The exercise → Write out the material below exactly, beginning at the line that contains "Extract the chart's" and ending with its last line, both ends included; write nothing else.

-- start Listed entries --

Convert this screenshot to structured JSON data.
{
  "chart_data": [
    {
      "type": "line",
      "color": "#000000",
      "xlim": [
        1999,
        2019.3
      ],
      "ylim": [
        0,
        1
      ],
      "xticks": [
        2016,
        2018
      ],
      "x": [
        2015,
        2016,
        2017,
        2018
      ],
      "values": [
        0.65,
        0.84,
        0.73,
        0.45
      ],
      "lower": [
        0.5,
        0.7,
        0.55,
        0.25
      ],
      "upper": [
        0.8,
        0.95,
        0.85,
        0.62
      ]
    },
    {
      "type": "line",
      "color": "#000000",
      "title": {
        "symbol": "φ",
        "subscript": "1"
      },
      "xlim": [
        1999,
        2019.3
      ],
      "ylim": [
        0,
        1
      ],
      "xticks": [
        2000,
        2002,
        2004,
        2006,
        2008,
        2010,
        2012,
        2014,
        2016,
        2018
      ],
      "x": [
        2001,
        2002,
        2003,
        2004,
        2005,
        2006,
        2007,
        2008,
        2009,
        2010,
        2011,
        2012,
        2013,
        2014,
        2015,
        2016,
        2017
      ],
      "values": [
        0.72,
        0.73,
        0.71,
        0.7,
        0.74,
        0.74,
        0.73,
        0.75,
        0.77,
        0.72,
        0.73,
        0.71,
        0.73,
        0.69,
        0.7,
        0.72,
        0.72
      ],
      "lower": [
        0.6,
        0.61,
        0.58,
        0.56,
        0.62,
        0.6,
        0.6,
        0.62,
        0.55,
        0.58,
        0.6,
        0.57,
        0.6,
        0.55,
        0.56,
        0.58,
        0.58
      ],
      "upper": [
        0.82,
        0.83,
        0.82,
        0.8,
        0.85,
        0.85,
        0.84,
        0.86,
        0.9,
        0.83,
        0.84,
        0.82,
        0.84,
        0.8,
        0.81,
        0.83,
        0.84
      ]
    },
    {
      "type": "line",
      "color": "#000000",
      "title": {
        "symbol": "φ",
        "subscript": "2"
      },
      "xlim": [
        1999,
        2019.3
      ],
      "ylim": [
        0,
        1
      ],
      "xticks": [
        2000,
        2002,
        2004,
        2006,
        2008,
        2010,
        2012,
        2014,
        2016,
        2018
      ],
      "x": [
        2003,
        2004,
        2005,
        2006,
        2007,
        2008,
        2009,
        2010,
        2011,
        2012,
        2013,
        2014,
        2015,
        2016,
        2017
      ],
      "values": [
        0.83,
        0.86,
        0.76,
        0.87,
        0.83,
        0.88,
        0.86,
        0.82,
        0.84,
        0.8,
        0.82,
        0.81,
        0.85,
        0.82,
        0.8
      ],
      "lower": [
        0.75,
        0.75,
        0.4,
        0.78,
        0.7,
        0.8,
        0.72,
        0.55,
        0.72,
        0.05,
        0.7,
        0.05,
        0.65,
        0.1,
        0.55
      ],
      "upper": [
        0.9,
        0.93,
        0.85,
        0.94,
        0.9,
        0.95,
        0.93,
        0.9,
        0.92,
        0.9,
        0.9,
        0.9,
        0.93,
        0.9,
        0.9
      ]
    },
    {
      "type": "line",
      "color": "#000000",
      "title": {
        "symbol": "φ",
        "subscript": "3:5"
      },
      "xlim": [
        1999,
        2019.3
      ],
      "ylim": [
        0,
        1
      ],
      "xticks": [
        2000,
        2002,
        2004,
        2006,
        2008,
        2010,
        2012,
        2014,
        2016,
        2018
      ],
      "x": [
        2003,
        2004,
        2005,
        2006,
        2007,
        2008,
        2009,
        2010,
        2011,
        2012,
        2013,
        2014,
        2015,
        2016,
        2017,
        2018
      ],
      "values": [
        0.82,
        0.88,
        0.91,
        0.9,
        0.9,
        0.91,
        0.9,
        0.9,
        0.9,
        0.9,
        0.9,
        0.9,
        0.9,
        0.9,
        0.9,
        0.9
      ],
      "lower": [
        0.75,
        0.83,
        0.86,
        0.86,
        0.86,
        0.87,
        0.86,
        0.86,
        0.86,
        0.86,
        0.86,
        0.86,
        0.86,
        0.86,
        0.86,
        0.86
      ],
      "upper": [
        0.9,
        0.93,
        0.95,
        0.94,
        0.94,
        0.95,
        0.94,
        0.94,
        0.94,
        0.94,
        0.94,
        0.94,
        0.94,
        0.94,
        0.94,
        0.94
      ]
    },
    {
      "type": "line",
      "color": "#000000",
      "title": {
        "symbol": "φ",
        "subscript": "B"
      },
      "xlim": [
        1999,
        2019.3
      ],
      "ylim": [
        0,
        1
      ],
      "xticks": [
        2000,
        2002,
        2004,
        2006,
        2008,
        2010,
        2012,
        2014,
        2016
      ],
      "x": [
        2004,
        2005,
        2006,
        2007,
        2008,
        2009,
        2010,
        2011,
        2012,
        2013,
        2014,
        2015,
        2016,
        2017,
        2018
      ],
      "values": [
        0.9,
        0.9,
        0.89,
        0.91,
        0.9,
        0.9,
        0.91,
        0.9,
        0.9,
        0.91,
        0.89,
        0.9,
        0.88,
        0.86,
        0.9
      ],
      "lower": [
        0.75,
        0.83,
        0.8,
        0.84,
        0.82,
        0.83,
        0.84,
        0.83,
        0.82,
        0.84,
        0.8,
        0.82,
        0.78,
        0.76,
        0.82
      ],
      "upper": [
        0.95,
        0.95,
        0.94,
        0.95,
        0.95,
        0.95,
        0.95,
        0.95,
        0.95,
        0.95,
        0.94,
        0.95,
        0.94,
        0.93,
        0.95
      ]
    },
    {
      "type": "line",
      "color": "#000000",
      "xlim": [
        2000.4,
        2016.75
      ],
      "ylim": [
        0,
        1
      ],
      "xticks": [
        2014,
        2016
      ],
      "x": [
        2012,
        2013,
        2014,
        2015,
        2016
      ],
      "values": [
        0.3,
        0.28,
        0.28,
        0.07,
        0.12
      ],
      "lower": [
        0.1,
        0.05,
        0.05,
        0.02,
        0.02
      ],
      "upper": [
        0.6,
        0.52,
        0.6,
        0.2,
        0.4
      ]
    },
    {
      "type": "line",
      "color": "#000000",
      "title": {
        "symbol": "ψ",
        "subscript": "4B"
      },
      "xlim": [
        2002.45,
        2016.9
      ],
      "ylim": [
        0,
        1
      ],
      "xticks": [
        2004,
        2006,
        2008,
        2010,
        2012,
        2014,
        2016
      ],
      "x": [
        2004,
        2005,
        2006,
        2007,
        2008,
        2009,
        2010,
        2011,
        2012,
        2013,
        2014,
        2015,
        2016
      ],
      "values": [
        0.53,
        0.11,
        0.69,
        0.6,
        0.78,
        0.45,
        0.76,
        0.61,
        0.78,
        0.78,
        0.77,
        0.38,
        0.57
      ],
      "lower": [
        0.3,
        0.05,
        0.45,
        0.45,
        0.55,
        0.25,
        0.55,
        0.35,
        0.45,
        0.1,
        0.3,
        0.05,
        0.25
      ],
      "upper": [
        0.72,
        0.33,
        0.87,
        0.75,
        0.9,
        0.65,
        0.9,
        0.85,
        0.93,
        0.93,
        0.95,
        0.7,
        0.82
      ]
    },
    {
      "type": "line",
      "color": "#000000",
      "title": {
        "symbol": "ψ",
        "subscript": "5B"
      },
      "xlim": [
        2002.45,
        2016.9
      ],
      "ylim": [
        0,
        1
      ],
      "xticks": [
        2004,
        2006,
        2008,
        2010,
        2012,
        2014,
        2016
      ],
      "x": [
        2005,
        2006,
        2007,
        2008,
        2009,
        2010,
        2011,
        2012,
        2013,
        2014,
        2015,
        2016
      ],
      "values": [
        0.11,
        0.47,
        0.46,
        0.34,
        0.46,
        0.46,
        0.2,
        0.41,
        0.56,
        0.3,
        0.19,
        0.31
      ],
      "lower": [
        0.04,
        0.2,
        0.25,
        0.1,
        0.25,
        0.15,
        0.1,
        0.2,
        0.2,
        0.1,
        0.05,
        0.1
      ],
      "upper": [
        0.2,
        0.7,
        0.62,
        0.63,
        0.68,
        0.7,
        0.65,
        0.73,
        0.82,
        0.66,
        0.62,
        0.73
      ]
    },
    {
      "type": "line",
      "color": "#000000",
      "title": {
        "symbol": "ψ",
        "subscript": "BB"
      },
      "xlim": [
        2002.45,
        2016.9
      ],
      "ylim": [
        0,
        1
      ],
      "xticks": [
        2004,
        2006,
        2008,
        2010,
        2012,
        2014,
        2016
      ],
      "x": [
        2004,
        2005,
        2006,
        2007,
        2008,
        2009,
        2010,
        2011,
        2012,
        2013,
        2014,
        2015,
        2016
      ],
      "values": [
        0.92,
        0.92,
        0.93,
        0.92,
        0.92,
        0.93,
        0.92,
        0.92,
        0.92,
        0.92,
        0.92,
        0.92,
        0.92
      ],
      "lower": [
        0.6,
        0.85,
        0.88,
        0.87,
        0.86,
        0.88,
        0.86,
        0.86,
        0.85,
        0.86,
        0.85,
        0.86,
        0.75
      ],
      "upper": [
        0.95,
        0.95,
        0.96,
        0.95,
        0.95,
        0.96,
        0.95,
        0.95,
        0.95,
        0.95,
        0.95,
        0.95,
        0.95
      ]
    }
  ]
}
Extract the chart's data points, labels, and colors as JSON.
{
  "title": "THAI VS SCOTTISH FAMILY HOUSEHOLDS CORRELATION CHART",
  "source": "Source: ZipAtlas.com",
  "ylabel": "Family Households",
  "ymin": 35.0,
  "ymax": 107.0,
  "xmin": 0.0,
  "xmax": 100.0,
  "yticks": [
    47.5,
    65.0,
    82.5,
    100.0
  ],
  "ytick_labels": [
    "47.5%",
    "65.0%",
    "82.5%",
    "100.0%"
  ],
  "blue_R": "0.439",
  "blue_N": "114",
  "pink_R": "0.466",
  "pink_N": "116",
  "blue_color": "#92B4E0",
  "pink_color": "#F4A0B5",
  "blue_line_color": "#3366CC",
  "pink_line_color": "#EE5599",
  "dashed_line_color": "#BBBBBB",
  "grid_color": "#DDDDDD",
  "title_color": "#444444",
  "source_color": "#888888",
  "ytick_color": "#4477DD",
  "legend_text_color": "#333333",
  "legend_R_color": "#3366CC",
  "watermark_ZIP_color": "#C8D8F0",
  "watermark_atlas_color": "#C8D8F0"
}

-- end Listed entries --

Final answer →
Extract the chart's data points, labels, and colors as JSON.
{
  "title": "THAI VS SCOTTISH FAMILY HOUSEHOLDS CORRELATION CHART",
  "source": "Source: ZipAtlas.com",
  "ylabel": "Family Households",
  "ymin": 35.0,
  "ymax": 107.0,
  "xmin": 0.0,
  "xmax": 100.0,
  "yticks": [
    47.5,
    65.0,
    82.5,
    100.0
  ],
  "ytick_labels": [
    "47.5%",
    "65.0%",
    "82.5%",
    "100.0%"
  ],
  "blue_R": "0.439",
  "blue_N": "114",
  "pink_R": "0.466",
  "pink_N": "116",
  "blue_color": "#92B4E0",
  "pink_color": "#F4A0B5",
  "blue_line_color": "#3366CC",
  "pink_line_color": "#EE5599",
  "dashed_line_color": "#BBBBBB",
  "grid_color": "#DDDDDD",
  "title_color": "#444444",
  "source_color": "#888888",
  "ytick_color": "#4477DD",
  "legend_text_color": "#333333",
  "legend_R_color": "#3366CC",
  "watermark_ZIP_color": "#C8D8F0",
  "watermark_atlas_color": "#C8D8F0"
}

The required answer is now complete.